— Begin Records provided —

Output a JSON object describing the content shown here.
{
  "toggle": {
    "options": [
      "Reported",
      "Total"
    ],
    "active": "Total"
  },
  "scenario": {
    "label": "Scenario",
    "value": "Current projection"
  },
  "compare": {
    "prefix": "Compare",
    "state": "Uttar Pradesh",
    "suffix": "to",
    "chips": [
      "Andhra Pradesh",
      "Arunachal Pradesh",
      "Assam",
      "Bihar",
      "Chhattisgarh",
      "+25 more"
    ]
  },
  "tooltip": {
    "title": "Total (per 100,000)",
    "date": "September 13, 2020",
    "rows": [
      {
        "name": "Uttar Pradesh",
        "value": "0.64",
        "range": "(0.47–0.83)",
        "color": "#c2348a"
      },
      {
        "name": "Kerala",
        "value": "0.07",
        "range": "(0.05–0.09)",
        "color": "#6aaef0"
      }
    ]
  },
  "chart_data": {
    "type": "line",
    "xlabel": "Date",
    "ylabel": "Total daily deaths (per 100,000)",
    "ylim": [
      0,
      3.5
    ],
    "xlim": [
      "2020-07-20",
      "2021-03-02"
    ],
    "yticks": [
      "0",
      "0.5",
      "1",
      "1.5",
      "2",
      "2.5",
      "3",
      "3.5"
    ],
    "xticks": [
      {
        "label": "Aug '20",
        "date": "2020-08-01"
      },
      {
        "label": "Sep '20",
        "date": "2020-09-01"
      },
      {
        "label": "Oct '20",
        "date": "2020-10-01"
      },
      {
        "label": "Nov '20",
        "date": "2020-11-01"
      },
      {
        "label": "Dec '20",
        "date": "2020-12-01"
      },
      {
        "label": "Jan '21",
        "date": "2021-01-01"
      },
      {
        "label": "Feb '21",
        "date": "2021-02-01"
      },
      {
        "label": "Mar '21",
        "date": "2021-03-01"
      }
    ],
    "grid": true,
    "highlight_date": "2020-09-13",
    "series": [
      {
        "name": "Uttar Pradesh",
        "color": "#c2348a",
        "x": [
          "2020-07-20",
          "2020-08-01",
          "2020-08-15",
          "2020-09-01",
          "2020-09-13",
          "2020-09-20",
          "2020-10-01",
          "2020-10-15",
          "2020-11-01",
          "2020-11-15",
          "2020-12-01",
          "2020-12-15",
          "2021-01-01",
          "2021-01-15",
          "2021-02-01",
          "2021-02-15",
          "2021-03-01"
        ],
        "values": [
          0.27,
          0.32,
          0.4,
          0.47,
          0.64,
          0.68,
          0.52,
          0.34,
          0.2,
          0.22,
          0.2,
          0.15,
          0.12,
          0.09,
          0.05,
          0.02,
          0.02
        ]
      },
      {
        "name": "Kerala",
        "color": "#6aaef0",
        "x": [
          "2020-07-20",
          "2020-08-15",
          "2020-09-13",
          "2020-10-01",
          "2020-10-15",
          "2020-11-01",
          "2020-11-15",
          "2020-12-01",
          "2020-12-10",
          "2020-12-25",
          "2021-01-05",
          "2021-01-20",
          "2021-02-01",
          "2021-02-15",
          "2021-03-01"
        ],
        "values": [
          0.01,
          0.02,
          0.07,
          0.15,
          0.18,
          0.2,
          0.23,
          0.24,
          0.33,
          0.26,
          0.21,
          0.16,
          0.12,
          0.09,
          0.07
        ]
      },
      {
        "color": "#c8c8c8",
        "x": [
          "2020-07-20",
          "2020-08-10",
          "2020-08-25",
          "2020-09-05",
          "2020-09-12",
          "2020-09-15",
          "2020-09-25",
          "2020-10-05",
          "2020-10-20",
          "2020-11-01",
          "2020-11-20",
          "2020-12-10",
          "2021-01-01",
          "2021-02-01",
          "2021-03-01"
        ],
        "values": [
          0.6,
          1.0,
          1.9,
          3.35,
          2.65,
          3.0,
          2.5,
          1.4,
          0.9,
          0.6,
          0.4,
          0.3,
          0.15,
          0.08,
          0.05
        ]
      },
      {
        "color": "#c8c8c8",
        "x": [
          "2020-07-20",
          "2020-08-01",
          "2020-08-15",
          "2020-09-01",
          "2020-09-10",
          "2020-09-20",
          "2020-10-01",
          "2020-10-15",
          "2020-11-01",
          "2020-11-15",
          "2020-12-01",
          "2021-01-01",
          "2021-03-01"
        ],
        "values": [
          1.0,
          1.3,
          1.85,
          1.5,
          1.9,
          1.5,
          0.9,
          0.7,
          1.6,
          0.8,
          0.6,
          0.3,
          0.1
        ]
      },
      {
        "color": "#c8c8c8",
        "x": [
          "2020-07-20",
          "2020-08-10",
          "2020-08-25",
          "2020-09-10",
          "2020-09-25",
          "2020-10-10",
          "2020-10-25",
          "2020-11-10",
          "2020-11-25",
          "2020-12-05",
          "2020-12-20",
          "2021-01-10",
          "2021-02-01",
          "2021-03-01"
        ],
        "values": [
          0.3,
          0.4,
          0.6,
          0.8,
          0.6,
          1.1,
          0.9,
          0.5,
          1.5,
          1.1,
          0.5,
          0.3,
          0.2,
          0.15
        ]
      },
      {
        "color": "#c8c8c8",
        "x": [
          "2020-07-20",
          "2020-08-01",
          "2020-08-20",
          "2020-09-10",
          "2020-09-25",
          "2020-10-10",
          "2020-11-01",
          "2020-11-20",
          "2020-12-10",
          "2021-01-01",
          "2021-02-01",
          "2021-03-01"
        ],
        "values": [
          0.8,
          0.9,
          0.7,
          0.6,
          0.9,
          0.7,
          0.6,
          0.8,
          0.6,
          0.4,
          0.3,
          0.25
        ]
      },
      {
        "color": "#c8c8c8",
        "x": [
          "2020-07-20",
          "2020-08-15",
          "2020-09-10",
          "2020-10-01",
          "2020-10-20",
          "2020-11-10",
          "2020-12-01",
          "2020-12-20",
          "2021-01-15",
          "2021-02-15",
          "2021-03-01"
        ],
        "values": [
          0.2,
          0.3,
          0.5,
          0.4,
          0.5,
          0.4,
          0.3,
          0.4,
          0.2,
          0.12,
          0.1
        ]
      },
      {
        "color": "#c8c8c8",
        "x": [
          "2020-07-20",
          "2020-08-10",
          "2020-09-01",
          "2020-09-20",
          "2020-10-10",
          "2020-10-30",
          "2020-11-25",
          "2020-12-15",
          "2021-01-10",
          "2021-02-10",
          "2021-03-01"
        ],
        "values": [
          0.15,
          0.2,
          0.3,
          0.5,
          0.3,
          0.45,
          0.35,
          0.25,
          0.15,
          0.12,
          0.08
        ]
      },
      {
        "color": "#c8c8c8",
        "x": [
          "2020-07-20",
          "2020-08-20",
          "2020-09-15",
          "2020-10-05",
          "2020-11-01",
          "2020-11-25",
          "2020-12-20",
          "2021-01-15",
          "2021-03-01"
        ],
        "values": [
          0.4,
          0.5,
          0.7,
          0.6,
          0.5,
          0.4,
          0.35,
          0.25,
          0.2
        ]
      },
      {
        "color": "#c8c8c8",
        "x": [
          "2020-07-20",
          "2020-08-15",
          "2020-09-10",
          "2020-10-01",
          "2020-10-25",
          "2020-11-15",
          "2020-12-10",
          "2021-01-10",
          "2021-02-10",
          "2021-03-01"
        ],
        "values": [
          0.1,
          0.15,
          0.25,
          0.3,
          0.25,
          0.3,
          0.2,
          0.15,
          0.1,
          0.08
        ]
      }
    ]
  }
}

— End Records provided —

§ Aim:
Exactly as written above, please repeat the entries.

§ Response for this exercise:
Output a JSON object describing the content shown here.
{
  "toggle": {
    "options": [
      "Reported",
      "Total"
    ],
    "active": "Total"
  },
  "scenario": {
    "label": "Scenario",
    "value": "Current projection"
  },
  "compare": {
    "prefix": "Compare",
    "state": "Uttar Pradesh",
    "suffix": "to",
    "chips": [
      "Andhra Pradesh",
      "Arunachal Pradesh",
      "Assam",
      "Bihar",
      "Chhattisgarh",
      "+25 more"
    ]
  },
  "tooltip": {
    "title": "Total (per 100,000)",
    "date": "September 13, 2020",
    "rows": [
      {
        "name": "Uttar Pradesh",
        "value": "0.64",
        "range": "(0.47–0.83)",
        "color": "#c2348a"
      },
      {
        "name": "Kerala",
        "value": "0.07",
        "range": "(0.05–0.09)",
        "color": "#6aaef0"
      }
    ]
  },
  "chart_data": {
    "type": "line",
    "xlabel": "Date",
    "ylabel": "Total daily deaths (per 100,000)",
    "ylim": [
      0,
      3.5
    ],
    "xlim": [
      "2020-07-20",
      "2021-03-02"
    ],
    "yticks": [
      "0",
      "0.5",
      "1",
      "1.5",
      "2",
      "2.5",
      "3",
      "3.5"
    ],
    "xticks": [
      {
        "label": "Aug '20",
        "date": "2020-08-01"
      },
      {
        "label": "Sep '20",
        "date": "2020-09-01"
      },
      {
        "label": "Oct '20",
        "date": "2020-10-01"
      },
      {
        "label": "Nov '20",
        "date": "2020-11-01"
      },
      {
        "label": "Dec '20",
        "date": "2020-12-01"
      },
      {
        "label": "Jan '21",
        "date": "2021-01-01"
      },
      {
        "label": "Feb '21",
        "date": "2021-02-01"
      },
      {
        "label": "Mar '21",
        "date": "2021-03-01"
      }
    ],
    "grid": true,
    "highlight_date": "2020-09-13",
    "series": [
      {
        "name": "Uttar Pradesh",
        "color": "#c2348a",
        "x": [
          "2020-07-20",
          "2020-08-01",
          "2020-08-15",
          "2020-09-01",
          "2020-09-13",
          "2020-09-20",
          "2020-10-01",
          "2020-10-15",
          "2020-11-01",
          "2020-11-15",
          "2020-12-01",
          "2020-12-15",
          "2021-01-01",
          "2021-01-15",
          "2021-02-01",
          "2021-02-15",
          "2021-03-01"
        ],
        "values": [
          0.27,
          0.32,
          0.4,
          0.47,
          0.64,
          0.68,
          0.52,
          0.34,
          0.2,
          0.22,
          0.2,
          0.15,
          0.12,
          0.09,
          0.05,
          0.02,
          0.02
        ]
      },
      {
        "name": "Kerala",
        "color": "#6aaef0",
        "x": [
          "2020-07-20",
          "2020-08-15",
          "2020-09-13",
          "2020-10-01",
          "2020-10-15",
          "2020-11-01",
          "2020-11-15",
          "2020-12-01",
          "2020-12-10",
          "2020-12-25",
          "2021-01-05",
          "2021-01-20",
          "2021-02-01",
          "2021-02-15",
          "2021-03-01"
        ],
        "values": [
          0.01,
          0.02,
          0.07,
          0.15,
          0.18,
          0.2,
          0.23,
          0.24,
          0.33,
          0.26,
          0.21,
          0.16,
          0.12,
          0.09,
          0.07
        ]
      },
      {
        "color": "#c8c8c8",
        "x": [
          "2020-07-20",
          "2020-08-10",
          "2020-08-25",
          "2020-09-05",
          "2020-09-12",
          "2020-09-15",
          "2020-09-25",
          "2020-10-05",
          "2020-10-20",
          "2020-11-01",
          "2020-11-20",
          "2020-12-10",
          "2021-01-01",
          "2021-02-01",
          "2021-03-01"
        ],
        "values": [
          0.6,
          1.0,
          1.9,
          3.35,
          2.65,
          3.0,
          2.5,
          1.4,
          0.9,
          0.6,
          0.4,
          0.3,
          0.15,
          0.08,
          0.05
        ]
      },
      {
        "color": "#c8c8c8",
        "x": [
          "2020-07-20",
          "2020-08-01",
          "2020-08-15",
          "2020-09-01",
          "2020-09-10",
          "2020-09-20",
          "2020-10-01",
          "2020-10-15",
          "2020-11-01",
          "2020-11-15",
          "2020-12-01",
          "2021-01-01",
          "2021-03-01"
        ],
        "values": [
          1.0,
          1.3,
          1.85,
          1.5,
          1.9,
          1.5,
          0.9,
          0.7,
          1.6,
          0.8,
          0.6,
          0.3,
          0.1
        ]
      },
      {
        "color": "#c8c8c8",
        "x": [
          "2020-07-20",
          "2020-08-10",
          "2020-08-25",
          "2020-09-10",
          "2020-09-25",
          "2020-10-10",
          "2020-10-25",
          "2020-11-10",
          "2020-11-25",
          "2020-12-05",
          "2020-12-20",
          "2021-01-10",
          "2021-02-01",
          "2021-03-01"
        ],
        "values": [
          0.3,
          0.4,
          0.6,
          0.8,
          0.6,
          1.1,
          0.9,
          0.5,
          1.5,
          1.1,
          0.5,
          0.3,
          0.2,
          0.15
        ]
      },
      {
        "color": "#c8c8c8",
        "x": [
          "2020-07-20",
          "2020-08-01",
          "2020-08-20",
          "2020-09-10",
          "2020-09-25",
          "2020-10-10",
          "2020-11-01",
          "2020-11-20",
          "2020-12-10",
          "2021-01-01",
          "2021-02-01",
          "2021-03-01"
        ],
        "values": [
          0.8,
          0.9,
          0.7,
          0.6,
          0.9,
          0.7,
          0.6,
          0.8,
          0.6,
          0.4,
          0.3,
          0.25
        ]
      },
      {
        "color": "#c8c8c8",
        "x": [
          "2020-07-20",
          "2020-08-15",
          "2020-09-10",
          "2020-10-01",
          "2020-10-20",
          "2020-11-10",
          "2020-12-01",
          "2020-12-20",
          "2021-01-15",
          "2021-02-15",
          "2021-03-01"
        ],
        "values": [
          0.2,
          0.3,
          0.5,
          0.4,
          0.5,
          0.4,
          0.3,
          0.4,
          0.2,
          0.12,
          0.1
        ]
      },
      {
        "color": "#c8c8c8",
        "x": [
          "2020-07-20",
          "2020-08-10",
          "2020-09-01",
          "2020-09-20",
          "2020-10-10",
          "2020-10-30",
          "2020-11-25",
          "2020-12-15",
          "2021-01-10",
          "2021-02-10",
          "2021-03-01"
        ],
        "values": [
          0.15,
          0.2,
          0.3,
          0.5,
          0.3,
          0.45,
          0.35,
          0.25,
          0.15,
          0.12,
          0.08
        ]
      },
      {
        "color": "#c8c8c8",
        "x": [
          "2020-07-20",
          "2020-08-20",
          "2020-09-15",
          "2020-10-05",
          "2020-11-01",
          "2020-11-25",
          "2020-12-20",
          "2021-01-15",
          "2021-03-01"
        ],
        "values": [
          0.4,
          0.5,
          0.7,
          0.6,
          0.5,
          0.4,
          0.35,
          0.25,
          0.2
        ]
      },
      {
        "color": "#c8c8c8",
        "x": [
          "2020-07-20",
          "2020-08-15",
          "2020-09-10",
          "2020-10-01",
          "2020-10-25",
          "2020-11-15",
          "2020-12-10",
          "2021-01-10",
          "2021-02-10",
          "2021-03-01"
        ],
        "values": [
          0.1,
          0.15,
          0.25,
          0.3,
          0.25,
          0.3,
          0.2,
          0.15,
          0.1,
          0.08
        ]
      }
    ]
  }
}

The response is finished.